Written exercise: Print the entries that appear below, exactly as written and without their pictures.

======== The records

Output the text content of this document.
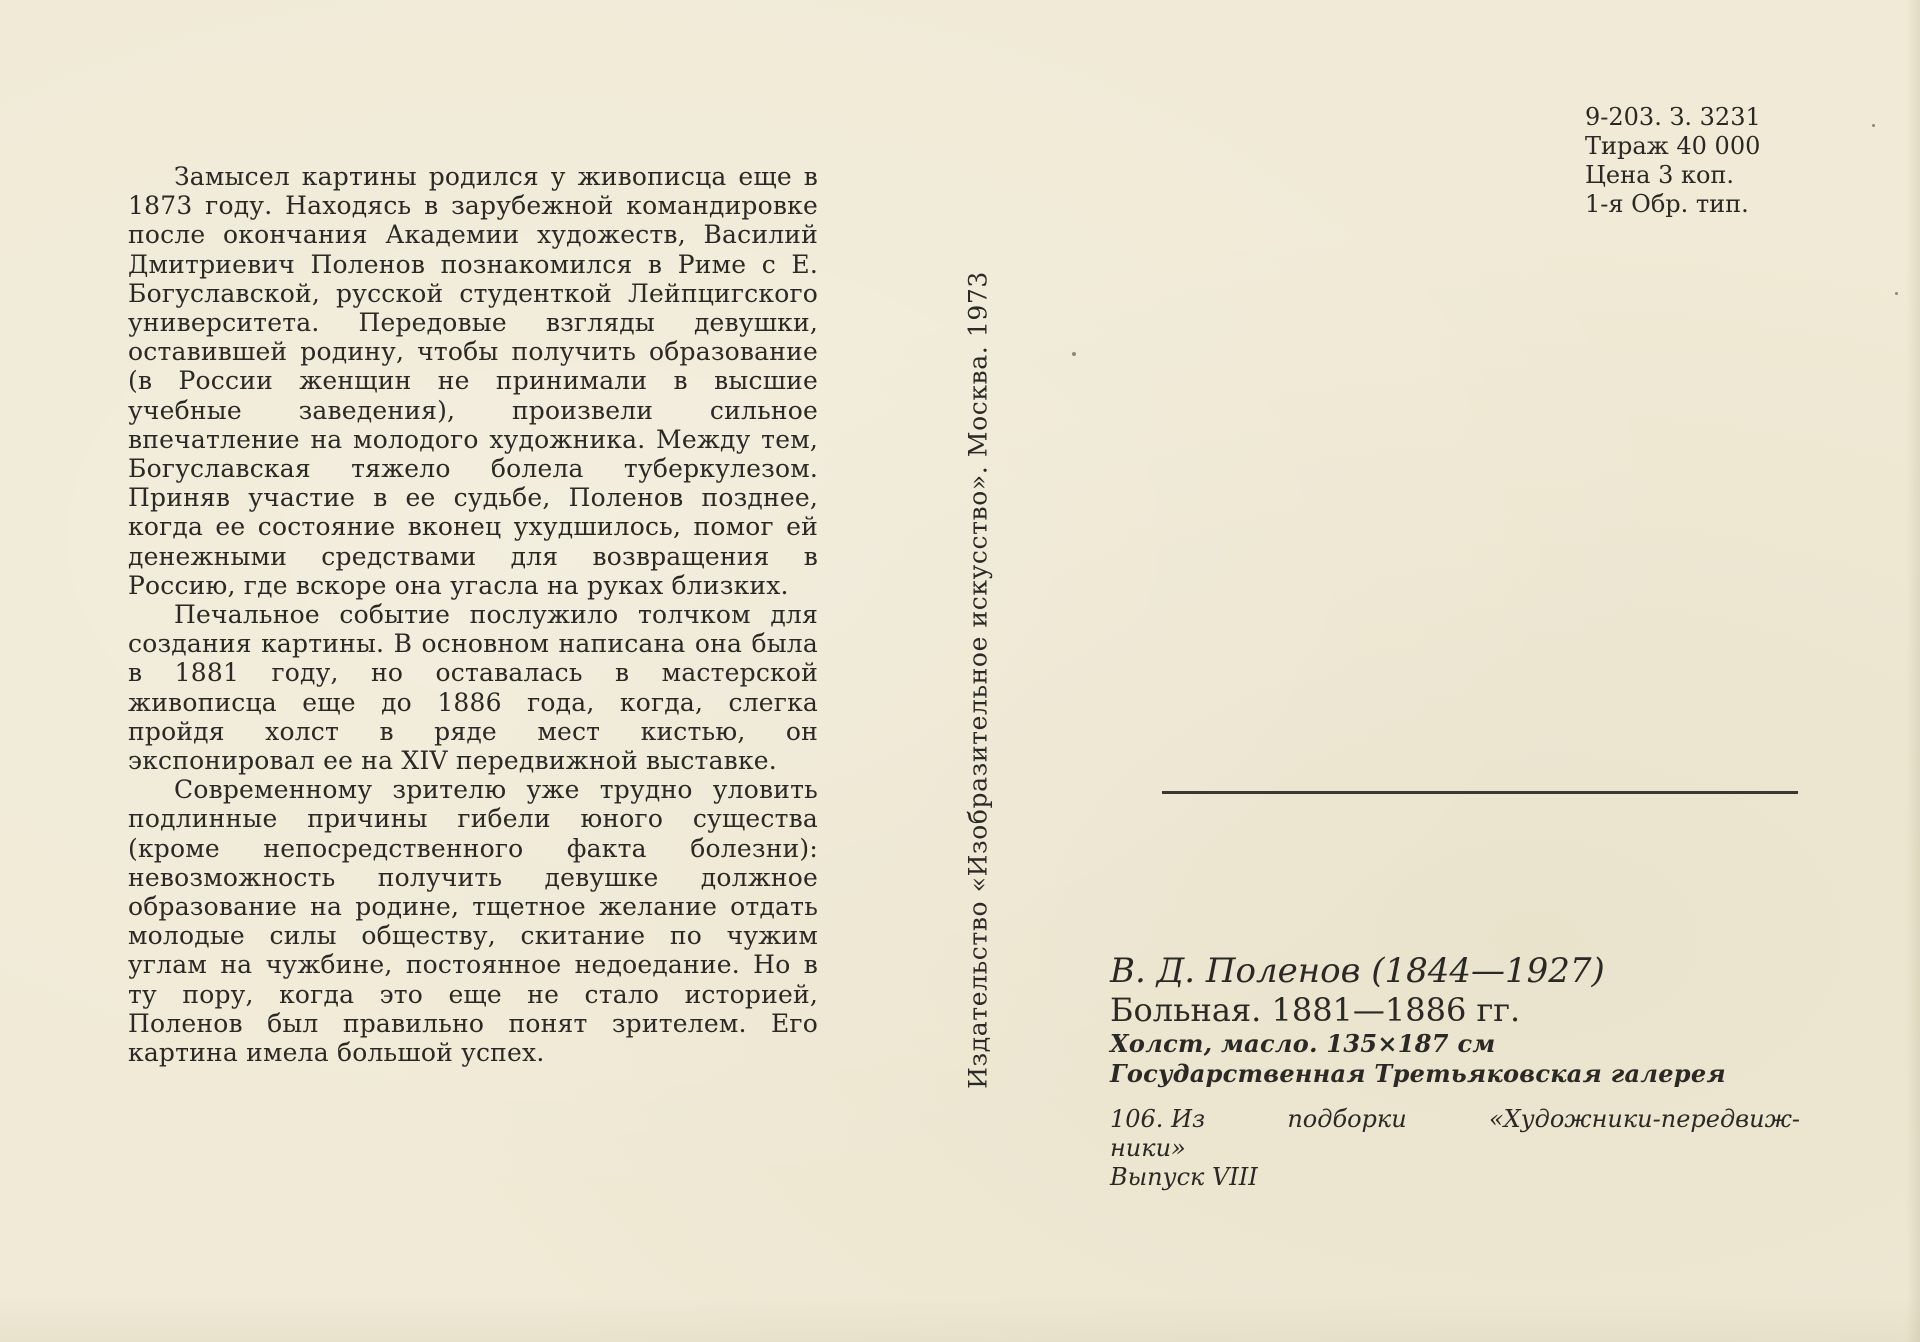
Замысел картины родился у живописца еще в 1873 году. Находясь в зарубежной командировке после окончания Академии художеств, Василий Дмитриевич Поленов познакомился в Риме с Е. Богуславской, русской студенткой Лейпцигского университета. Передовые взгляды девушки, оставившей родину, чтобы получить образование (в России женщин не принимали в высшие учебные заведения), произвели сильное впечатление на молодого художника. Между тем, Богуславская тяжело болела туберкулезом. Приняв участие в ее судьбе, Поленов позднее, когда ее состояние вконец ухудшилось, помог ей денежными средствами для возвращения в Россию, где вскоре она угасла на руках близких.

Печальное событие послужило толчком для создания картины. В основном написана она была в 1881 году, но оставалась в мастерской живописца еще до 1886 года, когда, слегка пройдя холст в ряде мест кистью, он экспонировал ее на XIV передвижной выставке.

Современному зрителю уже трудно уловить подлинные причины гибели юного существа (кроме непосредственного факта болезни): невозможность получить девушке должное образование на родине, тщетное желание отдать молодые силы обществу, скитание по чужим углам на чужбине, постоянное недоедание. Но в ту пору, когда это еще не стало историей, Поленов был правильно понят зрителем. Его картина имела большой успех.	Издательство «Изобразительное искусство». Москва. 1973
9-203. З. 3231
Тираж 40 000
Цена 3 коп.
1-я Обр. тип.
В. Д. Поленов (1844—1927)
Больная. 1881—1886 гг.
Холст, масло. 135×187 см
Государственная Третьяковская галерея
106. Из	подборки	«Художники-передвиж-
ники»
Выпуск VIII
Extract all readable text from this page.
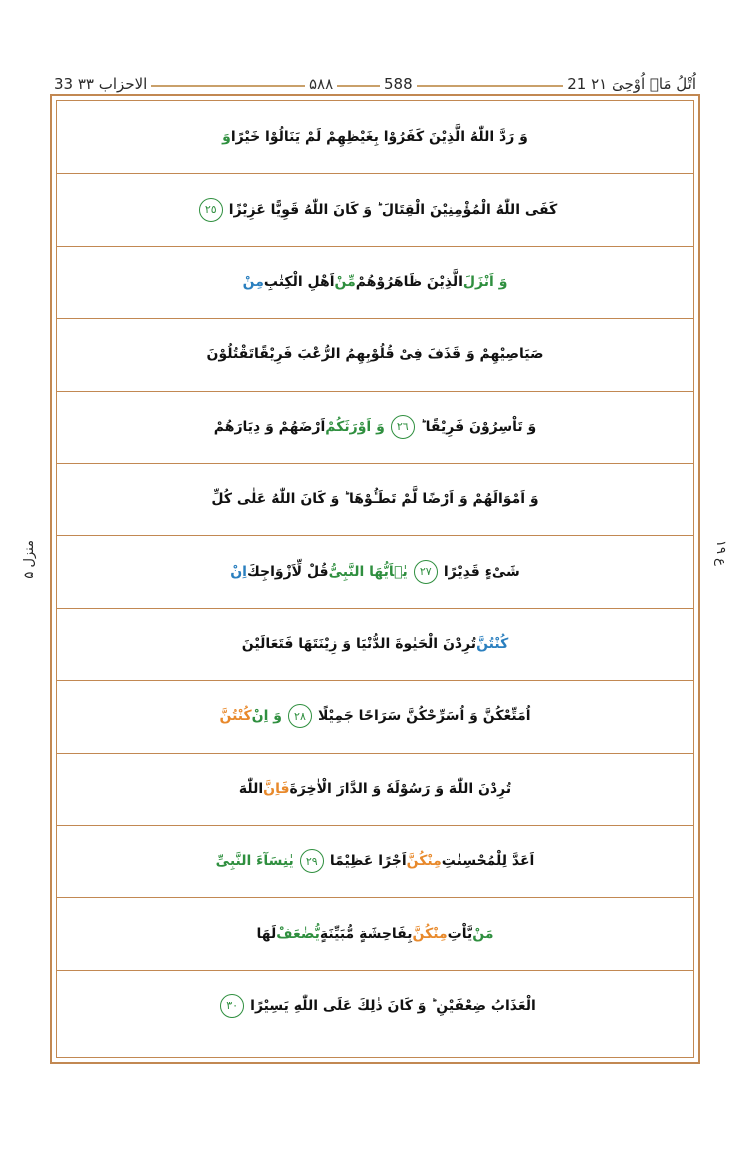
21 اُتْلُ مَاۤ اُوْحِیَ ۲۱
۵۸۸	588
33 الاحزاب ۳۳
منزل ۵	ع ۱۹
وَ رَدَّ اللّٰهُ الَّذِیْنَ كَفَرُوْا بِغَیْظِهِمْ لَمْ یَنَالُوْا خَیْرًا
وَ
كَفَى اللّٰهُ الْمُؤْمِنِیْنَ الْقِتَالَ ؕ وَ كَانَ اللّٰهُ قَوِیًّا عَزِیْزًا
٢٥
وَ اَنْزَلَ
الَّذِیْنَ ظَاهَرُوْهُمْ
مِّنْ
اَهْلِ الْكِتٰبِ
مِنْ
صَیَاصِیْهِمْ وَ قَذَفَ فِیْ قُلُوْبِهِمُ الرُّعْبَ فَرِیْقًا
تَقْتُلُوْنَ
وَ تَاْسِرُوْنَ فَرِیْقًا ؕ
٢٦
وَ اَوْرَثَكُمْ
اَرْضَهُمْ وَ دِیَارَهُمْ
وَ اَمْوَالَهُمْ وَ اَرْضًا لَّمْ تَطَـُٔوْهَا ؕ وَ كَانَ اللّٰهُ عَلٰى كُلِّ
شَیْءٍ قَدِیْرًا
٢٧
یٰۤاَیُّهَا النَّبِیُّ
قُلْ لِّاَزْوَاجِكَ
اِنْ
كُنْتُنَّ
تُرِدْنَ الْحَیٰوةَ الدُّنْیَا وَ زِیْنَتَهَا فَتَعَالَیْنَ
اُمَتِّعْكُنَّ وَ اُسَرِّحْكُنَّ سَرَاحًا جَمِیْلًا
٢٨
وَ اِنْ
كُنْتُنَّ
تُرِدْنَ اللّٰهَ وَ رَسُوْلَهٗ وَ الدَّارَ الْاٰخِرَةَ
فَاِنَّ
اللّٰهَ
اَعَدَّ لِلْمُحْسِنٰتِ
مِنْكُنَّ
اَجْرًا عَظِیْمًا
٢٩
یٰنِسَآءَ النَّبِیِّ
مَنْ
یَّاْتِ
مِنْكُنَّ
بِفَاحِشَةٍ مُّبَیِّنَةٍ
یُّضٰعَفْ
لَهَا
الْعَذَابُ ضِعْفَیْنِ ؕ وَ كَانَ ذٰلِكَ عَلَى اللّٰهِ یَسِیْرًا
٣٠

================

Solution to the exercise:
Output the text content of this document.
Замысел картины родился у живописца еще в 1873 году. Находясь в зарубежной командировке после окончания Академии художеств, Василий Дмитриевич Поленов познакомился в Риме с Е. Богуславской, русской студенткой Лейпцигского университета. Передовые взгляды девушки, оставившей родину, чтобы получить образование (в России женщин не принимали в высшие учебные заведения), произвели сильное впечатление на молодого художника. Между тем, Богуславская тяжело болела туберкулезом. Приняв участие в ее судьбе, Поленов позднее, когда ее состояние вконец ухудшилось, помог ей денежными средствами для возвращения в Россию, где вскоре она угасла на руках близких.

Печальное событие послужило толчком для создания картины. В основном написана она была в 1881 году, но оставалась в мастерской живописца еще до 1886 года, когда, слегка пройдя холст в ряде мест кистью, он экспонировал ее на XIV передвижной выставке.

Современному зрителю уже трудно уловить подлинные причины гибели юного существа (кроме непосредственного факта болезни): невозможность получить девушке должное образование на родине, тщетное желание отдать молодые силы обществу, скитание по чужим углам на чужбине, постоянное недоедание. Но в ту пору, когда это еще не стало историей, Поленов был правильно понят зрителем. Его картина имела большой успех.	Издательство «Изобразительное искусство». Москва. 1973
9-203. З. 3231
Тираж 40 000
Цена 3 коп.
1-я Обр. тип.
В. Д. Поленов (1844—1927)
Больная. 1881—1886 гг.
Холст, масло. 135×187 см
Государственная Третьяковская галерея
106. Из	подборки	«Художники-передвиж-
ники»
Выпуск VIII
Extract all readable text from this page.
21 اُتْلُ مَاۤ اُوْحِیَ ۲۱
۵۸۸	588
33 الاحزاب ۳۳
منزل ۵	ع ۱۹
وَ رَدَّ اللّٰهُ الَّذِیْنَ كَفَرُوْا بِغَیْظِهِمْ لَمْ یَنَالُوْا خَیْرًا
وَ
كَفَى اللّٰهُ الْمُؤْمِنِیْنَ الْقِتَالَ ؕ وَ كَانَ اللّٰهُ قَوِیًّا عَزِیْزًا
٢٥
وَ اَنْزَلَ
الَّذِیْنَ ظَاهَرُوْهُمْ
مِّنْ
اَهْلِ الْكِتٰبِ
مِنْ
صَیَاصِیْهِمْ وَ قَذَفَ فِیْ قُلُوْبِهِمُ الرُّعْبَ فَرِیْقًا
تَقْتُلُوْنَ
وَ تَاْسِرُوْنَ فَرِیْقًا ؕ
٢٦
وَ اَوْرَثَكُمْ
اَرْضَهُمْ وَ دِیَارَهُمْ
وَ اَمْوَالَهُمْ وَ اَرْضًا لَّمْ تَطَـُٔوْهَا ؕ وَ كَانَ اللّٰهُ عَلٰى كُلِّ
شَیْءٍ قَدِیْرًا
٢٧
یٰۤاَیُّهَا النَّبِیُّ
قُلْ لِّاَزْوَاجِكَ
اِنْ
كُنْتُنَّ
تُرِدْنَ الْحَیٰوةَ الدُّنْیَا وَ زِیْنَتَهَا فَتَعَالَیْنَ
اُمَتِّعْكُنَّ وَ اُسَرِّحْكُنَّ سَرَاحًا جَمِیْلًا
٢٨
وَ اِنْ
كُنْتُنَّ
تُرِدْنَ اللّٰهَ وَ رَسُوْلَهٗ وَ الدَّارَ الْاٰخِرَةَ
فَاِنَّ
اللّٰهَ
اَعَدَّ لِلْمُحْسِنٰتِ
مِنْكُنَّ
اَجْرًا عَظِیْمًا
٢٩
یٰنِسَآءَ النَّبِیِّ
مَنْ
یَّاْتِ
مِنْكُنَّ
بِفَاحِشَةٍ مُّبَیِّنَةٍ
یُّضٰعَفْ
لَهَا
الْعَذَابُ ضِعْفَیْنِ ؕ وَ كَانَ ذٰلِكَ عَلَى اللّٰهِ یَسِیْرًا
٣٠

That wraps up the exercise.